» **TASK OBJECTIVE**
Your task is to transcribe all the entries exactly, excluding pictures.
**** EXCERPTED RECORDS ****
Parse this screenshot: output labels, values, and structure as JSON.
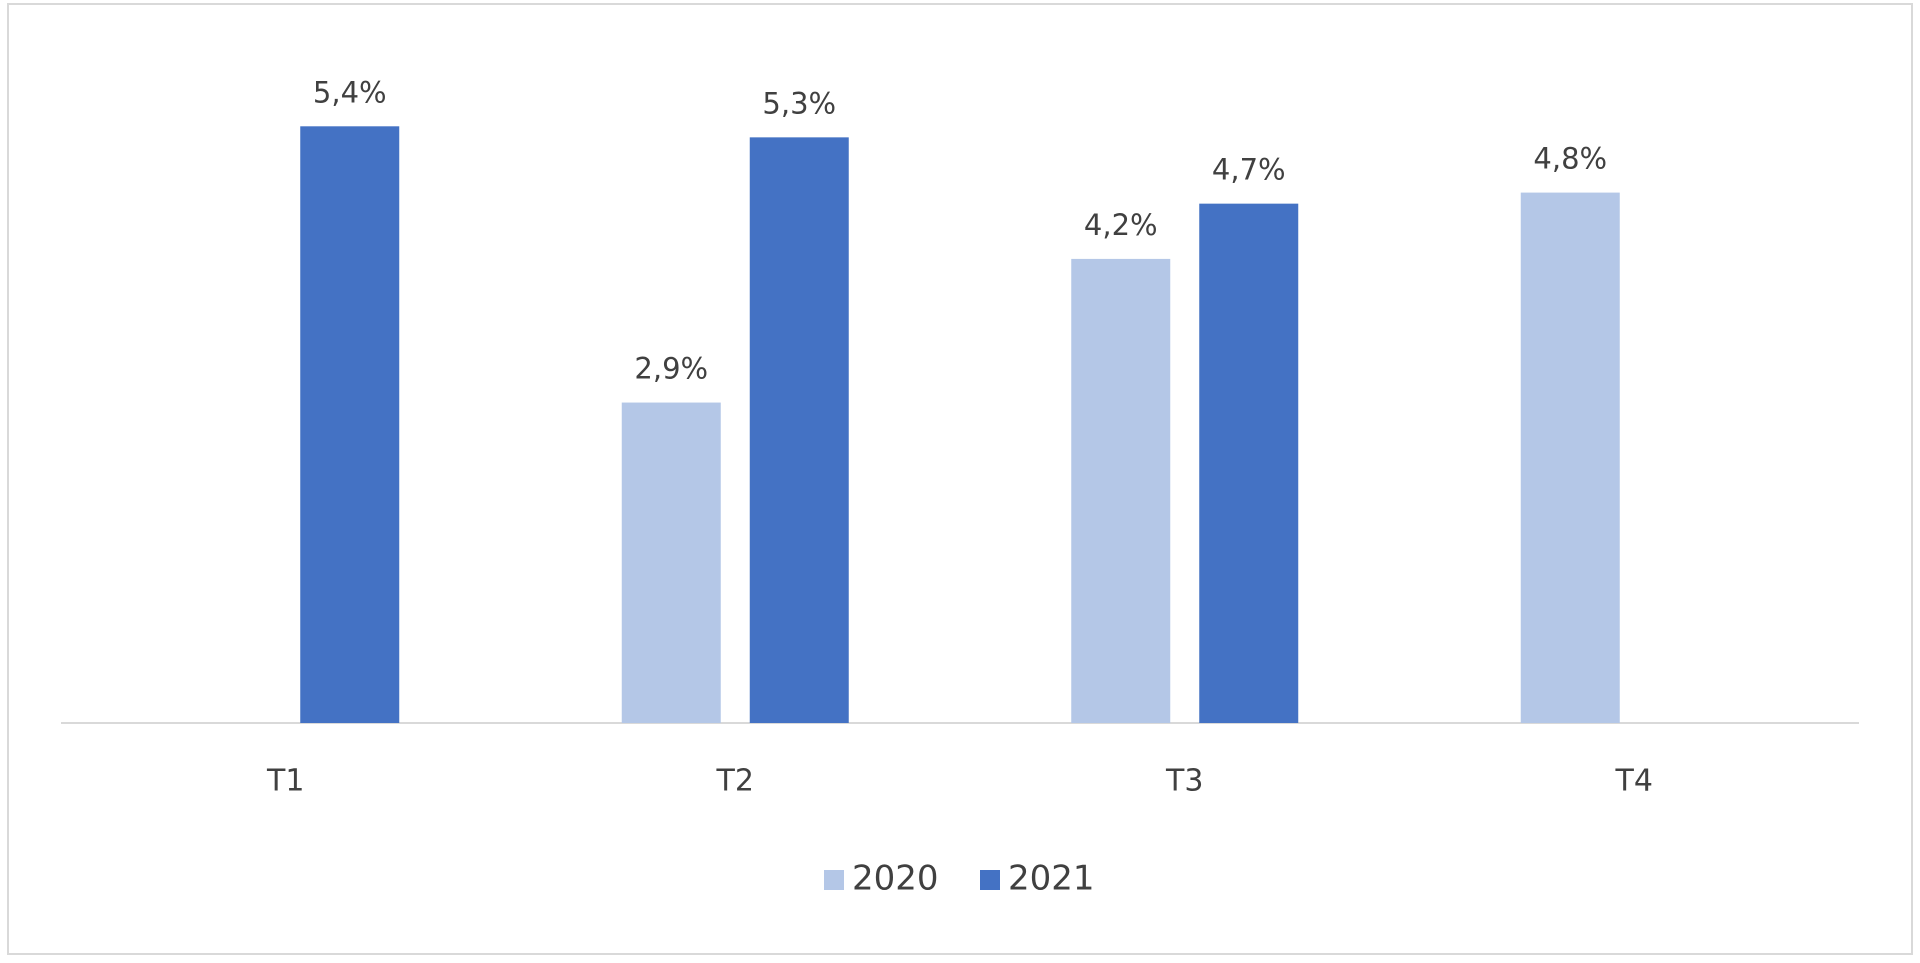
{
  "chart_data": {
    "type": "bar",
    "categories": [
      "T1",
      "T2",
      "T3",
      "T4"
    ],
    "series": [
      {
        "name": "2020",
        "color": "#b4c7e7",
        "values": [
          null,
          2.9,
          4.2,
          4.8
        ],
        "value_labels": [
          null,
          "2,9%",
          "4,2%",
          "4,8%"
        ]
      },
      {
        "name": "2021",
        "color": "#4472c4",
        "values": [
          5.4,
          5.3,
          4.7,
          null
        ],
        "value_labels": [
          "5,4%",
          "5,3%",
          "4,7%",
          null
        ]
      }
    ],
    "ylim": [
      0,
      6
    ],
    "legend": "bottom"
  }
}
****
» **EXERCISE RESULT**
Parse this screenshot: output labels, values, and structure as JSON.
{
  "chart_data": {
    "type": "bar",
    "categories": [
      "T1",
      "T2",
      "T3",
      "T4"
    ],
    "series": [
      {
        "name": "2020",
        "color": "#b4c7e7",
        "values": [
          null,
          2.9,
          4.2,
          4.8
        ],
        "value_labels": [
          null,
          "2,9%",
          "4,2%",
          "4,8%"
        ]
      },
      {
        "name": "2021",
        "color": "#4472c4",
        "values": [
          5.4,
          5.3,
          4.7,
          null
        ],
        "value_labels": [
          "5,4%",
          "5,3%",
          "4,7%",
          null
        ]
      }
    ],
    "ylim": [
      0,
      6
    ],
    "legend": "bottom"
  }
}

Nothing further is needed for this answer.